What you should do: What is needed here is an exact copy of every entry.

-- begin Provided records --

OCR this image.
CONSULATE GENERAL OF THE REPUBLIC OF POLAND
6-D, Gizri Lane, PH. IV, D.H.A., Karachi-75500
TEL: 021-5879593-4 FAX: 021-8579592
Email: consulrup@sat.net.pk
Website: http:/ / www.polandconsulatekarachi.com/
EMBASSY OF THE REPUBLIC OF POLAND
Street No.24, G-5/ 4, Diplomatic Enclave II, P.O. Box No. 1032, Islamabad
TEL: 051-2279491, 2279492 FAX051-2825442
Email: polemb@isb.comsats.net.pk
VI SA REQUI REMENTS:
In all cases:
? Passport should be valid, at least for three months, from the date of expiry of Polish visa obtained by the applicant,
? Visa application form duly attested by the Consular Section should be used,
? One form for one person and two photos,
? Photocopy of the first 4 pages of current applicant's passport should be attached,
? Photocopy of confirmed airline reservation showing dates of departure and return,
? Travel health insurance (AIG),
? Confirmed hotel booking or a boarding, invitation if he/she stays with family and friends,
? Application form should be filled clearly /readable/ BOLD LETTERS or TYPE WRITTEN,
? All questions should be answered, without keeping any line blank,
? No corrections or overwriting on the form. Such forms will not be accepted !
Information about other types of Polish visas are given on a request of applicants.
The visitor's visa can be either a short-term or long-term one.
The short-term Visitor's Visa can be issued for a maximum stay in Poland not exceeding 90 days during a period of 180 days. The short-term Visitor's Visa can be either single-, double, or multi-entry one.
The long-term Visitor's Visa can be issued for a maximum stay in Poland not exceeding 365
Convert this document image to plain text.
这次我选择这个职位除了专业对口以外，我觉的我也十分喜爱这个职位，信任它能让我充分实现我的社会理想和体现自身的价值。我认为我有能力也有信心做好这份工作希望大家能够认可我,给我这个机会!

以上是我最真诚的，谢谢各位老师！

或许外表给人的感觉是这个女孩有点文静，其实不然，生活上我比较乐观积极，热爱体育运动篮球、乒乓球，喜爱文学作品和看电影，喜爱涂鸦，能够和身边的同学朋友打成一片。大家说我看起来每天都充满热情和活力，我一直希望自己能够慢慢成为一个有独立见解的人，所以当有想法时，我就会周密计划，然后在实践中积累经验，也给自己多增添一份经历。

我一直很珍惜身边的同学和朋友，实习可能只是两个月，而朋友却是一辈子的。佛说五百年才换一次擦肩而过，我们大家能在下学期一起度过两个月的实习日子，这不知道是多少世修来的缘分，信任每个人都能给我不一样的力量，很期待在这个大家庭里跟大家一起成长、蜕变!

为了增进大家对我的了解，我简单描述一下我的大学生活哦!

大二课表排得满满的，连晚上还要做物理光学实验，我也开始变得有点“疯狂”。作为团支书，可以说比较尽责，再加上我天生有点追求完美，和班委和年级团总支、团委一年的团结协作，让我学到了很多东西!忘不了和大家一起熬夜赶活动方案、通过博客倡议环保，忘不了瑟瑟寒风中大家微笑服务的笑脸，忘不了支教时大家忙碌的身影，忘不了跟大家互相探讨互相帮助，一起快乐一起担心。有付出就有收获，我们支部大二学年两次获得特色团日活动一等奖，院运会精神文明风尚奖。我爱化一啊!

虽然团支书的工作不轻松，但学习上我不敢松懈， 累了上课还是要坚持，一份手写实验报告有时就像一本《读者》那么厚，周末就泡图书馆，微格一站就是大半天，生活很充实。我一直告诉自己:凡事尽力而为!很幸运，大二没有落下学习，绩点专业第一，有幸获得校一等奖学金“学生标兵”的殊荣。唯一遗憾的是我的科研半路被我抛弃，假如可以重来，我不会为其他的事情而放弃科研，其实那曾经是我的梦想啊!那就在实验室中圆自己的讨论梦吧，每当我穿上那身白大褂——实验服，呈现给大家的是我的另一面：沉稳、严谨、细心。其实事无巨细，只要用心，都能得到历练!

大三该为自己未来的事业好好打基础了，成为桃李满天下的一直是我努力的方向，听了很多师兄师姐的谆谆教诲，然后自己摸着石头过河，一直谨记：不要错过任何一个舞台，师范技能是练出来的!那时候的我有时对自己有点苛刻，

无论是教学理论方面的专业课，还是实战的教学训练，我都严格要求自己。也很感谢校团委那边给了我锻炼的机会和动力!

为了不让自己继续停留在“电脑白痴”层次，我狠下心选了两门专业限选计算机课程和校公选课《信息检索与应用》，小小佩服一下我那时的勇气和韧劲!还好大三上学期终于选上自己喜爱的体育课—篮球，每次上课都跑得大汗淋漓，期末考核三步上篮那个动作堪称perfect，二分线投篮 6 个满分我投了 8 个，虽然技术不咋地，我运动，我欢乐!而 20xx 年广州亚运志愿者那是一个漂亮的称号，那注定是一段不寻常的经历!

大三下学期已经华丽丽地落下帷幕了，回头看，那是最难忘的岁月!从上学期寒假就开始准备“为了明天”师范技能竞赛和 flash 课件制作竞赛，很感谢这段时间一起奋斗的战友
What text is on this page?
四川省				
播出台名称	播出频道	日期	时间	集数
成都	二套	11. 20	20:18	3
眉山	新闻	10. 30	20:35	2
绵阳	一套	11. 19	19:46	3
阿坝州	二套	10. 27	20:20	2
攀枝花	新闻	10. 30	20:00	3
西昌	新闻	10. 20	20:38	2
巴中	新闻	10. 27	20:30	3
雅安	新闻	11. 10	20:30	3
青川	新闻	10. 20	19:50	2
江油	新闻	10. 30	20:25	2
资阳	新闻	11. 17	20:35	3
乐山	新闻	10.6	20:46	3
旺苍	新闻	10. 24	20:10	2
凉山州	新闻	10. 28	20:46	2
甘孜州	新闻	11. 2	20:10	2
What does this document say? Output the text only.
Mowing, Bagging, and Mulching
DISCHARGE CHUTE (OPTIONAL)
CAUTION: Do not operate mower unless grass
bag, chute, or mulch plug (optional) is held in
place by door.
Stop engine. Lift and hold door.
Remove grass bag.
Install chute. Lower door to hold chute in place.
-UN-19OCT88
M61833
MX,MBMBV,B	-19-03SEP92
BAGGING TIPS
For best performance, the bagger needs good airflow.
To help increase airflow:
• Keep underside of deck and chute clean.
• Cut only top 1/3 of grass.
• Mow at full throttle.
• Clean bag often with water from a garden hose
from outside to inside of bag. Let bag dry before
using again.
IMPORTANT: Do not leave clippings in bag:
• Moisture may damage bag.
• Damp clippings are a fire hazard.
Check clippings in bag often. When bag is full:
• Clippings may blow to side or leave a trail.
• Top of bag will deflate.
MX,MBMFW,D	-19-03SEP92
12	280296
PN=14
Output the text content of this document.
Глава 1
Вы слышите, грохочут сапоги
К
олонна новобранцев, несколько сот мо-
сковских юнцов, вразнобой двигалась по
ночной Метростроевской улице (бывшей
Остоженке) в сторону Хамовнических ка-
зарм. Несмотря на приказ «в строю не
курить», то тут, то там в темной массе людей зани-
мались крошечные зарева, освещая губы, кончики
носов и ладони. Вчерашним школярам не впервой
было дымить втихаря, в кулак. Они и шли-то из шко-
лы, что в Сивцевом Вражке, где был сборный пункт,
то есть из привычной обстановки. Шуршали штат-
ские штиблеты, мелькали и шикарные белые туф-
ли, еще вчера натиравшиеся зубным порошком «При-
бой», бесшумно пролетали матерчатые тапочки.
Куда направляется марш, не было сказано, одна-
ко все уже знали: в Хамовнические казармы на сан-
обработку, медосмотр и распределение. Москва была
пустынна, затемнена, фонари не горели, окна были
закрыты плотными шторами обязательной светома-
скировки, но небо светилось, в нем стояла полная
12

-- end Provided records --

Reply:
OCR this image.
CONSULATE GENERAL OF THE REPUBLIC OF POLAND
6-D, Gizri Lane, PH. IV, D.H.A., Karachi-75500
TEL: 021-5879593-4 FAX: 021-8579592
Email: consulrup@sat.net.pk
Website: http:/ / www.polandconsulatekarachi.com/
EMBASSY OF THE REPUBLIC OF POLAND
Street No.24, G-5/ 4, Diplomatic Enclave II, P.O. Box No. 1032, Islamabad
TEL: 051-2279491, 2279492 FAX051-2825442
Email: polemb@isb.comsats.net.pk
VI SA REQUI REMENTS:
In all cases:
? Passport should be valid, at least for three months, from the date of expiry of Polish visa obtained by the applicant,
? Visa application form duly attested by the Consular Section should be used,
? One form for one person and two photos,
? Photocopy of the first 4 pages of current applicant's passport should be attached,
? Photocopy of confirmed airline reservation showing dates of departure and return,
? Travel health insurance (AIG),
? Confirmed hotel booking or a boarding, invitation if he/she stays with family and friends,
? Application form should be filled clearly /readable/ BOLD LETTERS or TYPE WRITTEN,
? All questions should be answered, without keeping any line blank,
? No corrections or overwriting on the form. Such forms will not be accepted !
Information about other types of Polish visas are given on a request of applicants.
The visitor's visa can be either a short-term or long-term one.
The short-term Visitor's Visa can be issued for a maximum stay in Poland not exceeding 90 days during a period of 180 days. The short-term Visitor's Visa can be either single-, double, or multi-entry one.
The long-term Visitor's Visa can be issued for a maximum stay in Poland not exceeding 365
Convert this document image to plain text.
这次我选择这个职位除了专业对口以外，我觉的我也十分喜爱这个职位，信任它能让我充分实现我的社会理想和体现自身的价值。我认为我有能力也有信心做好这份工作希望大家能够认可我,给我这个机会!

以上是我最真诚的，谢谢各位老师！

或许外表给人的感觉是这个女孩有点文静，其实不然，生活上我比较乐观积极，热爱体育运动篮球、乒乓球，喜爱文学作品和看电影，喜爱涂鸦，能够和身边的同学朋友打成一片。大家说我看起来每天都充满热情和活力，我一直希望自己能够慢慢成为一个有独立见解的人，所以当有想法时，我就会周密计划，然后在实践中积累经验，也给自己多增添一份经历。

我一直很珍惜身边的同学和朋友，实习可能只是两个月，而朋友却是一辈子的。佛说五百年才换一次擦肩而过，我们大家能在下学期一起度过两个月的实习日子，这不知道是多少世修来的缘分，信任每个人都能给我不一样的力量，很期待在这个大家庭里跟大家一起成长、蜕变!

为了增进大家对我的了解，我简单描述一下我的大学生活哦!

大二课表排得满满的，连晚上还要做物理光学实验，我也开始变得有点“疯狂”。作为团支书，可以说比较尽责，再加上我天生有点追求完美，和班委和年级团总支、团委一年的团结协作，让我学到了很多东西!忘不了和大家一起熬夜赶活动方案、通过博客倡议环保，忘不了瑟瑟寒风中大家微笑服务的笑脸，忘不了支教时大家忙碌的身影，忘不了跟大家互相探讨互相帮助，一起快乐一起担心。有付出就有收获，我们支部大二学年两次获得特色团日活动一等奖，院运会精神文明风尚奖。我爱化一啊!

虽然团支书的工作不轻松，但学习上我不敢松懈， 累了上课还是要坚持，一份手写实验报告有时就像一本《读者》那么厚，周末就泡图书馆，微格一站就是大半天，生活很充实。我一直告诉自己:凡事尽力而为!很幸运，大二没有落下学习，绩点专业第一，有幸获得校一等奖学金“学生标兵”的殊荣。唯一遗憾的是我的科研半路被我抛弃，假如可以重来，我不会为其他的事情而放弃科研，其实那曾经是我的梦想啊!那就在实验室中圆自己的讨论梦吧，每当我穿上那身白大褂——实验服，呈现给大家的是我的另一面：沉稳、严谨、细心。其实事无巨细，只要用心，都能得到历练!

大三该为自己未来的事业好好打基础了，成为桃李满天下的一直是我努力的方向，听了很多师兄师姐的谆谆教诲，然后自己摸着石头过河，一直谨记：不要错过任何一个舞台，师范技能是练出来的!那时候的我有时对自己有点苛刻，

无论是教学理论方面的专业课，还是实战的教学训练，我都严格要求自己。也很感谢校团委那边给了我锻炼的机会和动力!

为了不让自己继续停留在“电脑白痴”层次，我狠下心选了两门专业限选计算机课程和校公选课《信息检索与应用》，小小佩服一下我那时的勇气和韧劲!还好大三上学期终于选上自己喜爱的体育课—篮球，每次上课都跑得大汗淋漓，期末考核三步上篮那个动作堪称perfect，二分线投篮 6 个满分我投了 8 个，虽然技术不咋地，我运动，我欢乐!而 20xx 年广州亚运志愿者那是一个漂亮的称号，那注定是一段不寻常的经历!

大三下学期已经华丽丽地落下帷幕了，回头看，那是最难忘的岁月!从上学期寒假就开始准备“为了明天”师范技能竞赛和 flash 课件制作竞赛，很感谢这段时间一起奋斗的战友
What text is on this page?
四川省				
播出台名称	播出频道	日期	时间	集数
成都	二套	11. 20	20:18	3
眉山	新闻	10. 30	20:35	2
绵阳	一套	11. 19	19:46	3
阿坝州	二套	10. 27	20:20	2
攀枝花	新闻	10. 30	20:00	3
西昌	新闻	10. 20	20:38	2
巴中	新闻	10. 27	20:30	3
雅安	新闻	11. 10	20:30	3
青川	新闻	10. 20	19:50	2
江油	新闻	10. 30	20:25	2
资阳	新闻	11. 17	20:35	3
乐山	新闻	10.6	20:46	3
旺苍	新闻	10. 24	20:10	2
凉山州	新闻	10. 28	20:46	2
甘孜州	新闻	11. 2	20:10	2
What does this document say? Output the text only.
Mowing, Bagging, and Mulching
DISCHARGE CHUTE (OPTIONAL)
CAUTION: Do not operate mower unless grass
bag, chute, or mulch plug (optional) is held in
place by door.
Stop engine. Lift and hold door.
Remove grass bag.
Install chute. Lower door to hold chute in place.
-UN-19OCT88
M61833
MX,MBMBV,B	-19-03SEP92
BAGGING TIPS
For best performance, the bagger needs good airflow.
To help increase airflow:
• Keep underside of deck and chute clean.
• Cut only top 1/3 of grass.
• Mow at full throttle.
• Clean bag often with water from a garden hose
from outside to inside of bag. Let bag dry before
using again.
IMPORTANT: Do not leave clippings in bag:
• Moisture may damage bag.
• Damp clippings are a fire hazard.
Check clippings in bag often. When bag is full:
• Clippings may blow to side or leave a trail.
• Top of bag will deflate.
MX,MBMFW,D	-19-03SEP92
12	280296
PN=14
Output the text content of this document.
Глава 1
Вы слышите, грохочут сапоги
К
олонна новобранцев, несколько сот мо-
сковских юнцов, вразнобой двигалась по
ночной Метростроевской улице (бывшей
Остоженке) в сторону Хамовнических ка-
зарм. Несмотря на приказ «в строю не
курить», то тут, то там в темной массе людей зани-
мались крошечные зарева, освещая губы, кончики
носов и ладони. Вчерашним школярам не впервой
было дымить втихаря, в кулак. Они и шли-то из шко-
лы, что в Сивцевом Вражке, где был сборный пункт,
то есть из привычной обстановки. Шуршали штат-
ские штиблеты, мелькали и шикарные белые туф-
ли, еще вчера натиравшиеся зубным порошком «При-
бой», бесшумно пролетали матерчатые тапочки.
Куда направляется марш, не было сказано, одна-
ко все уже знали: в Хамовнические казармы на сан-
обработку, медосмотр и распределение. Москва была
пустынна, затемнена, фонари не горели, окна были
закрыты плотными шторами обязательной светома-
скировки, но небо светилось, в нем стояла полная
12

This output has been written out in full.